-- START DATASET EXCERPTS --
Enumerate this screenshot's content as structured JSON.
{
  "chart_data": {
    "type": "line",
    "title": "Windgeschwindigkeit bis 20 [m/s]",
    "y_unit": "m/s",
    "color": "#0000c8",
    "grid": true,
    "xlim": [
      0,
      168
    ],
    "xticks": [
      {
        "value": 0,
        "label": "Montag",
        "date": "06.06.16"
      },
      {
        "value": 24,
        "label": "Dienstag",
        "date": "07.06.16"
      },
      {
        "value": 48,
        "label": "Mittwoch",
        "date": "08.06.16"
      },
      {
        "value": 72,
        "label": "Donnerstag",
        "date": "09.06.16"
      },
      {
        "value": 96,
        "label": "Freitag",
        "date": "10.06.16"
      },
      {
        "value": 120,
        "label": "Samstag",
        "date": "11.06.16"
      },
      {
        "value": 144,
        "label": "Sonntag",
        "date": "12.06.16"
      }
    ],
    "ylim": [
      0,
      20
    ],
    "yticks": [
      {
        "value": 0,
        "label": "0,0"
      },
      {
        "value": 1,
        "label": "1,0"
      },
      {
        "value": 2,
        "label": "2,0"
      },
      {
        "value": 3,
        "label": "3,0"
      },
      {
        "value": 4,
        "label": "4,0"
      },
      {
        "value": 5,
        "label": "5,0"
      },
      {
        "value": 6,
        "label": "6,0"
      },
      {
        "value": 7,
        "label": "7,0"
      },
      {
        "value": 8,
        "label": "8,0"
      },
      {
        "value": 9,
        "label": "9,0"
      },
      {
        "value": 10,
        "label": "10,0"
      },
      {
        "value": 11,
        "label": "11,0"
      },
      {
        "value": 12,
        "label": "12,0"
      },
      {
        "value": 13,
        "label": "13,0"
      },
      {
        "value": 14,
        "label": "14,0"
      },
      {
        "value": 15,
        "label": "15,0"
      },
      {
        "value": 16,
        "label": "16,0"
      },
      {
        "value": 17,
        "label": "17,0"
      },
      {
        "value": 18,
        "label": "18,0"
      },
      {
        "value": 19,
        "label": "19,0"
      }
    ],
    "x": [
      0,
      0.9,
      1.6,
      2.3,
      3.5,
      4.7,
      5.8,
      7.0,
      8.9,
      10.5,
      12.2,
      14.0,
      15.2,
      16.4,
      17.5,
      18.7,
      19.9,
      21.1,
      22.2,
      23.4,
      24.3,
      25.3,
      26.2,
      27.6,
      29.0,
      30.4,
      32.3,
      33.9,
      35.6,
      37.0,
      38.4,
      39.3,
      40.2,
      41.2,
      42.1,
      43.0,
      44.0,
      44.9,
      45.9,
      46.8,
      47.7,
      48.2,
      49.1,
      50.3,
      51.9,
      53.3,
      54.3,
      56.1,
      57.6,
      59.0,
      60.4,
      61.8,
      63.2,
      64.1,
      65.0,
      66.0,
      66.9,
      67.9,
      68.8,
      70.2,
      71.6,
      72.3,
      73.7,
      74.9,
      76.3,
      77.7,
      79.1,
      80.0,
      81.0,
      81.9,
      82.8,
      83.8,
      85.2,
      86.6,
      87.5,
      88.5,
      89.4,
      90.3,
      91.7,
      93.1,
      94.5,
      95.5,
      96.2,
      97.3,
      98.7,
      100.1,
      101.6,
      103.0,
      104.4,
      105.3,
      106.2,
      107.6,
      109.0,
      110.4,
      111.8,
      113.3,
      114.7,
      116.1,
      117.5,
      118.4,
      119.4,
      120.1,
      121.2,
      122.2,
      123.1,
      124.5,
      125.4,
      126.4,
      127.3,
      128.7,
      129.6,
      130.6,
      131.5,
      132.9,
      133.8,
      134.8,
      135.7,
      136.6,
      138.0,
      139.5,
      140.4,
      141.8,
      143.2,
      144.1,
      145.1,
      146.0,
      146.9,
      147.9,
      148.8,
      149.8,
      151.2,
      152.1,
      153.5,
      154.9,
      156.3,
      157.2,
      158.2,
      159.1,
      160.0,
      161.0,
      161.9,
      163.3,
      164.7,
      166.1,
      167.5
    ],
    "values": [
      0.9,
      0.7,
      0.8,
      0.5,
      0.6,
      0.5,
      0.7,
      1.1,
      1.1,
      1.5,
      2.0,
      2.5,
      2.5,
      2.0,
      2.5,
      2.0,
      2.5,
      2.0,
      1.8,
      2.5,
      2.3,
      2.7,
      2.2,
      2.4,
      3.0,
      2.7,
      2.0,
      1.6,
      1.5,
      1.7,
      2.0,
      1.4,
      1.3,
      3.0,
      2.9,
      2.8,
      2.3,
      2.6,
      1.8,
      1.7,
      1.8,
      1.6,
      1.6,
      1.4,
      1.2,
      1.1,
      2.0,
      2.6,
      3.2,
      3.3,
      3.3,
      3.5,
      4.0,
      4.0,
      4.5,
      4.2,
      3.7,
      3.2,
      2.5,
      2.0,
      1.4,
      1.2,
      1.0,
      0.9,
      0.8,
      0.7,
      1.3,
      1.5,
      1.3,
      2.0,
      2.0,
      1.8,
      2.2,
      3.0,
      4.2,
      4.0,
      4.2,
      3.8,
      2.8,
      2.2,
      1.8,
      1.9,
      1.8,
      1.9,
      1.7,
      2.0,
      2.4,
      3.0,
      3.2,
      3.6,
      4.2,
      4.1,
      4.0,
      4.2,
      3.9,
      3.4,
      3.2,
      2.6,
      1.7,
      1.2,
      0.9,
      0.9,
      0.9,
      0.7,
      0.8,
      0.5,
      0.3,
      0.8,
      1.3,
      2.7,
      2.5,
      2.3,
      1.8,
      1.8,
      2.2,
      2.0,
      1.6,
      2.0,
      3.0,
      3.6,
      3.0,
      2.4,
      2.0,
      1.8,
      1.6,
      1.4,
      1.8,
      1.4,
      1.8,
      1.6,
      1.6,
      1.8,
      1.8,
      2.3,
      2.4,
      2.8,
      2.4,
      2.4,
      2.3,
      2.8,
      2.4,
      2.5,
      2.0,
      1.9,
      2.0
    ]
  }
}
-- END DATASET EXCERPTS --
PROBLEM REQUIREMENTS: Exact copies of all the records are required.

FINISHED EXERCISE:
Enumerate this screenshot's content as structured JSON.
{
  "chart_data": {
    "type": "line",
    "title": "Windgeschwindigkeit bis 20 [m/s]",
    "y_unit": "m/s",
    "color": "#0000c8",
    "grid": true,
    "xlim": [
      0,
      168
    ],
    "xticks": [
      {
        "value": 0,
        "label": "Montag",
        "date": "06.06.16"
      },
      {
        "value": 24,
        "label": "Dienstag",
        "date": "07.06.16"
      },
      {
        "value": 48,
        "label": "Mittwoch",
        "date": "08.06.16"
      },
      {
        "value": 72,
        "label": "Donnerstag",
        "date": "09.06.16"
      },
      {
        "value": 96,
        "label": "Freitag",
        "date": "10.06.16"
      },
      {
        "value": 120,
        "label": "Samstag",
        "date": "11.06.16"
      },
      {
        "value": 144,
        "label": "Sonntag",
        "date": "12.06.16"
      }
    ],
    "ylim": [
      0,
      20
    ],
    "yticks": [
      {
        "value": 0,
        "label": "0,0"
      },
      {
        "value": 1,
        "label": "1,0"
      },
      {
        "value": 2,
        "label": "2,0"
      },
      {
        "value": 3,
        "label": "3,0"
      },
      {
        "value": 4,
        "label": "4,0"
      },
      {
        "value": 5,
        "label": "5,0"
      },
      {
        "value": 6,
        "label": "6,0"
      },
      {
        "value": 7,
        "label": "7,0"
      },
      {
        "value": 8,
        "label": "8,0"
      },
      {
        "value": 9,
        "label": "9,0"
      },
      {
        "value": 10,
        "label": "10,0"
      },
      {
        "value": 11,
        "label": "11,0"
      },
      {
        "value": 12,
        "label": "12,0"
      },
      {
        "value": 13,
        "label": "13,0"
      },
      {
        "value": 14,
        "label": "14,0"
      },
      {
        "value": 15,
        "label": "15,0"
      },
      {
        "value": 16,
        "label": "16,0"
      },
      {
        "value": 17,
        "label": "17,0"
      },
      {
        "value": 18,
        "label": "18,0"
      },
      {
        "value": 19,
        "label": "19,0"
      }
    ],
    "x": [
      0,
      0.9,
      1.6,
      2.3,
      3.5,
      4.7,
      5.8,
      7.0,
      8.9,
      10.5,
      12.2,
      14.0,
      15.2,
      16.4,
      17.5,
      18.7,
      19.9,
      21.1,
      22.2,
      23.4,
      24.3,
      25.3,
      26.2,
      27.6,
      29.0,
      30.4,
      32.3,
      33.9,
      35.6,
      37.0,
      38.4,
      39.3,
      40.2,
      41.2,
      42.1,
      43.0,
      44.0,
      44.9,
      45.9,
      46.8,
      47.7,
      48.2,
      49.1,
      50.3,
      51.9,
      53.3,
      54.3,
      56.1,
      57.6,
      59.0,
      60.4,
      61.8,
      63.2,
      64.1,
      65.0,
      66.0,
      66.9,
      67.9,
      68.8,
      70.2,
      71.6,
      72.3,
      73.7,
      74.9,
      76.3,
      77.7,
      79.1,
      80.0,
      81.0,
      81.9,
      82.8,
      83.8,
      85.2,
      86.6,
      87.5,
      88.5,
      89.4,
      90.3,
      91.7,
      93.1,
      94.5,
      95.5,
      96.2,
      97.3,
      98.7,
      100.1,
      101.6,
      103.0,
      104.4,
      105.3,
      106.2,
      107.6,
      109.0,
      110.4,
      111.8,
      113.3,
      114.7,
      116.1,
      117.5,
      118.4,
      119.4,
      120.1,
      121.2,
      122.2,
      123.1,
      124.5,
      125.4,
      126.4,
      127.3,
      128.7,
      129.6,
      130.6,
      131.5,
      132.9,
      133.8,
      134.8,
      135.7,
      136.6,
      138.0,
      139.5,
      140.4,
      141.8,
      143.2,
      144.1,
      145.1,
      146.0,
      146.9,
      147.9,
      148.8,
      149.8,
      151.2,
      152.1,
      153.5,
      154.9,
      156.3,
      157.2,
      158.2,
      159.1,
      160.0,
      161.0,
      161.9,
      163.3,
      164.7,
      166.1,
      167.5
    ],
    "values": [
      0.9,
      0.7,
      0.8,
      0.5,
      0.6,
      0.5,
      0.7,
      1.1,
      1.1,
      1.5,
      2.0,
      2.5,
      2.5,
      2.0,
      2.5,
      2.0,
      2.5,
      2.0,
      1.8,
      2.5,
      2.3,
      2.7,
      2.2,
      2.4,
      3.0,
      2.7,
      2.0,
      1.6,
      1.5,
      1.7,
      2.0,
      1.4,
      1.3,
      3.0,
      2.9,
      2.8,
      2.3,
      2.6,
      1.8,
      1.7,
      1.8,
      1.6,
      1.6,
      1.4,
      1.2,
      1.1,
      2.0,
      2.6,
      3.2,
      3.3,
      3.3,
      3.5,
      4.0,
      4.0,
      4.5,
      4.2,
      3.7,
      3.2,
      2.5,
      2.0,
      1.4,
      1.2,
      1.0,
      0.9,
      0.8,
      0.7,
      1.3,
      1.5,
      1.3,
      2.0,
      2.0,
      1.8,
      2.2,
      3.0,
      4.2,
      4.0,
      4.2,
      3.8,
      2.8,
      2.2,
      1.8,
      1.9,
      1.8,
      1.9,
      1.7,
      2.0,
      2.4,
      3.0,
      3.2,
      3.6,
      4.2,
      4.1,
      4.0,
      4.2,
      3.9,
      3.4,
      3.2,
      2.6,
      1.7,
      1.2,
      0.9,
      0.9,
      0.9,
      0.7,
      0.8,
      0.5,
      0.3,
      0.8,
      1.3,
      2.7,
      2.5,
      2.3,
      1.8,
      1.8,
      2.2,
      2.0,
      1.6,
      2.0,
      3.0,
      3.6,
      3.0,
      2.4,
      2.0,
      1.8,
      1.6,
      1.4,
      1.8,
      1.4,
      1.8,
      1.6,
      1.6,
      1.8,
      1.8,
      2.3,
      2.4,
      2.8,
      2.4,
      2.4,
      2.3,
      2.8,
      2.4,
      2.5,
      2.0,
      1.9,
      2.0
    ]
  }
}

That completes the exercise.